Palan et all. insistem na tecla: a existência dos paraísos " fragiliza os processos regulatórios e tributários dos estados principais”. Contudo, como dissemos, a legislação dos estados centrais – aqueles com legislação supostamente menos permissiva – precisam ter brechas pelas quais as operações em PFs sejam de algum modo internalizadas. Desse modo, dizem Palan et all, os paraísos "existem não em oposição ao estado, mas em acordo com ele", são parte integral das práticas de negócios.
Parte essencial do “sistema”, ou, mais precisamente, dos dispositivos através dos quais as corporações e os bilionários convivem com as regulações que tiveram que engolir ao longo dos últimos cem anos. Com o uso dessas ilhas de exceção, os detentores do capital "evitam ou reduzem sua participação no esforço coletivo que sustenta os bens coletivos”. Em suma, jogam tal custo sobre outros ombros.
A disseminação dos paraísos e sua quase impossível detecção e controle ficou marcada, com certa dose de humor negro, em um bate-boca entre Obama e um representante de Caymans. O presidente americano atacou as ilhas dizendo que o “maior dos prédios da ilha era também o maior dos trambiques”, uma vez que abrigava 12 mil corporações. O chefe da Autoridade Financeira da ilha, Antony Travers, disse a ele que seria mais prudente que Obama desse uma olhada no edifício da rua North Orange, numero 1209, em Wilmington, Delaware – ali estavam sediadas nada menos do que 217 mil companhias... Delaware, a uns 30 minutos da residência do Obama. Um dos quatro ou cinco paraísos “ilhados” no território norte-americano.... O estado de Delaware tem uns 900 mil habitantes e igual número de corporações em atividade. Por alguma razão tais coisas milagrosas ocorrem.

● O que fazer: Copie fielmente a parte do trecho sobre paraísos fiscais começando em "Parte essencial do" e terminando em "sobre outros ombros.".

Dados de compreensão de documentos
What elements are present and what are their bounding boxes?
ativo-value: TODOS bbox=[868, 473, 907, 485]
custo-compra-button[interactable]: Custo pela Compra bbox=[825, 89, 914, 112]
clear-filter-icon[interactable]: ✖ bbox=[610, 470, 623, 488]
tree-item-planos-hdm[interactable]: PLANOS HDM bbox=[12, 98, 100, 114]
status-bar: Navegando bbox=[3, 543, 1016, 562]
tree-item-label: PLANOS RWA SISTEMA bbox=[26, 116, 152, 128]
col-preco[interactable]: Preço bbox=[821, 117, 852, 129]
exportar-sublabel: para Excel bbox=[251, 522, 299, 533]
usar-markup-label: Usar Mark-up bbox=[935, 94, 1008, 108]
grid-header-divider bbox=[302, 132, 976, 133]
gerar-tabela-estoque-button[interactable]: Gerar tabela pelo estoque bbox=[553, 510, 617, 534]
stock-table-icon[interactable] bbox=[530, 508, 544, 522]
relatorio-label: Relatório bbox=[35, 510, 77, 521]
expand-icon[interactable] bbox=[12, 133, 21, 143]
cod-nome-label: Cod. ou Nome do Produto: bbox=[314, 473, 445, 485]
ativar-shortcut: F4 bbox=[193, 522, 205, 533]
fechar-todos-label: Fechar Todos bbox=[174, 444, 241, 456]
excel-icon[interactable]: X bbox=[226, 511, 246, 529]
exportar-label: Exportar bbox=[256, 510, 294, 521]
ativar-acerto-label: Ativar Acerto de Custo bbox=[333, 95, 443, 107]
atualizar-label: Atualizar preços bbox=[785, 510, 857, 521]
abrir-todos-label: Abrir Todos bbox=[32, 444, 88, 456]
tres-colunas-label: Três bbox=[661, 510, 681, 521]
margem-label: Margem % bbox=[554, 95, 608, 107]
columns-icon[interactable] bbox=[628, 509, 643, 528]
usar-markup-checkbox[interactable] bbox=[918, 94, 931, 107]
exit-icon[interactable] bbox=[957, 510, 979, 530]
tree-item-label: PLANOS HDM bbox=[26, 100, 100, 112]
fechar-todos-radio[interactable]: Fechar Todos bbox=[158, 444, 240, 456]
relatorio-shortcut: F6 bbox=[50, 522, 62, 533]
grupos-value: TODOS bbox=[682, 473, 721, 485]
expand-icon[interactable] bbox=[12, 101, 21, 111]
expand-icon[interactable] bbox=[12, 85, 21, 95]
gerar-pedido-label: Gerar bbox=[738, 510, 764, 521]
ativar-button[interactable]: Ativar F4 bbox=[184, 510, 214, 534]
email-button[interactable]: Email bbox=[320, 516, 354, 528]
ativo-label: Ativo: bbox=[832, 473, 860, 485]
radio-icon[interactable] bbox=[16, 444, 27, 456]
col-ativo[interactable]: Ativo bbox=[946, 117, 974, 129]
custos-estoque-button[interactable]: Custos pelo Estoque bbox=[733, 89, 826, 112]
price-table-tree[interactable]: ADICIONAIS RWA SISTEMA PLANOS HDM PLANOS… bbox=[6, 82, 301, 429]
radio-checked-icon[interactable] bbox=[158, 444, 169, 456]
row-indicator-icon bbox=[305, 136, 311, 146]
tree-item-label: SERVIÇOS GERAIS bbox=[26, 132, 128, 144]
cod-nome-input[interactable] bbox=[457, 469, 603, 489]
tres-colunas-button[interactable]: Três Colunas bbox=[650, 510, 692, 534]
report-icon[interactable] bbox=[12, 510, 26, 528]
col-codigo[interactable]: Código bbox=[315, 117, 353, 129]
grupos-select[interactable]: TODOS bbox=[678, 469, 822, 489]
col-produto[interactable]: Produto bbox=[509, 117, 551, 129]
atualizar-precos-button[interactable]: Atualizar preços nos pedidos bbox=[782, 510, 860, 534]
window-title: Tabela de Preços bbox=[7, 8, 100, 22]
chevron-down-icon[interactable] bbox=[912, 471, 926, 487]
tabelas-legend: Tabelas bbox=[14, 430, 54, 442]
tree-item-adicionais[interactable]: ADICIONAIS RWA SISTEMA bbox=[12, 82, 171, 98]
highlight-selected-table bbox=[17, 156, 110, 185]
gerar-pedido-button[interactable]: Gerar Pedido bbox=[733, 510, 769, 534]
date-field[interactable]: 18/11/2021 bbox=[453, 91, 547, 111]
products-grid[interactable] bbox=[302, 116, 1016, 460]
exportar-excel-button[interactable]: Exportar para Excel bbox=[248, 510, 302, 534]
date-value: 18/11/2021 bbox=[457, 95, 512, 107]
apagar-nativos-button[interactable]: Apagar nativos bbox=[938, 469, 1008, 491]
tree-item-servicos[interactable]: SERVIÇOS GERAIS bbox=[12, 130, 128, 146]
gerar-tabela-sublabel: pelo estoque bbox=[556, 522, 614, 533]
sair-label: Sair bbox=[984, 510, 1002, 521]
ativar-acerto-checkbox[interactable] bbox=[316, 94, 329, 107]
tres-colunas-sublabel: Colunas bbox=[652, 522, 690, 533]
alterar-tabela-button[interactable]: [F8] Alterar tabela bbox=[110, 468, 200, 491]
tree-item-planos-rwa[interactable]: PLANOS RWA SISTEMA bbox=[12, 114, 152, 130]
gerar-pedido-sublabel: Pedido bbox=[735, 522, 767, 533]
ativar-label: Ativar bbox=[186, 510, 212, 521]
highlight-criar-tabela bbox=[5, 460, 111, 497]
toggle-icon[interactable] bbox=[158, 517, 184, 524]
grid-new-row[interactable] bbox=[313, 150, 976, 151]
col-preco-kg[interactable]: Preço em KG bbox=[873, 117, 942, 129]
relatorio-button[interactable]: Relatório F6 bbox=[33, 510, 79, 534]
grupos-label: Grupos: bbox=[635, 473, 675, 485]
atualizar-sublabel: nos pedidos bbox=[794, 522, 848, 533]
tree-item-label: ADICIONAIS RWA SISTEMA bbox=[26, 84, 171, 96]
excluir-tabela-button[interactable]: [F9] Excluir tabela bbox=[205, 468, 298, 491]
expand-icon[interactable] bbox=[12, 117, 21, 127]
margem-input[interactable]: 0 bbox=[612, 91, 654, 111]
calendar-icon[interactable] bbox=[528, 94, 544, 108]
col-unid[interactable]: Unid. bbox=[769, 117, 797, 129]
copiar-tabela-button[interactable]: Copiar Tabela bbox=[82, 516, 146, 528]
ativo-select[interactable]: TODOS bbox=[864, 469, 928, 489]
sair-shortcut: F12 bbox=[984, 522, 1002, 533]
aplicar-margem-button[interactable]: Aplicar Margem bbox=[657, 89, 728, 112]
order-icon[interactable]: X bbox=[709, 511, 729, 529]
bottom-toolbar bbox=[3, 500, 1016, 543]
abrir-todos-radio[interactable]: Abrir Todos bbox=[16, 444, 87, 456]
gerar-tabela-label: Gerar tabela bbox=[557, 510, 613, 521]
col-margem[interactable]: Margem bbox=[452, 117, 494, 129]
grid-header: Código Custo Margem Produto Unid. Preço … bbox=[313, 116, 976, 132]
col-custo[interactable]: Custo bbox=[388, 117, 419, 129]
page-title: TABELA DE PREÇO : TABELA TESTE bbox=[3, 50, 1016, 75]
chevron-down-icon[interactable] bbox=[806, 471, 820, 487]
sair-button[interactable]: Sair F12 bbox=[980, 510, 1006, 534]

● Resposta abaixo:
Parte essencial do “sistema”, ou, mais precisamente, dos dispositivos através dos quais as corporações e os bilionários convivem com as regulações que tiveram que engolir ao longo dos últimos cem anos. Com o uso dessas ilhas de exceção, os detentores do capital "evitam ou reduzem sua participação no esforço coletivo que sustenta os bens coletivos”. Em suma, jogam tal custo sobre outros ombros.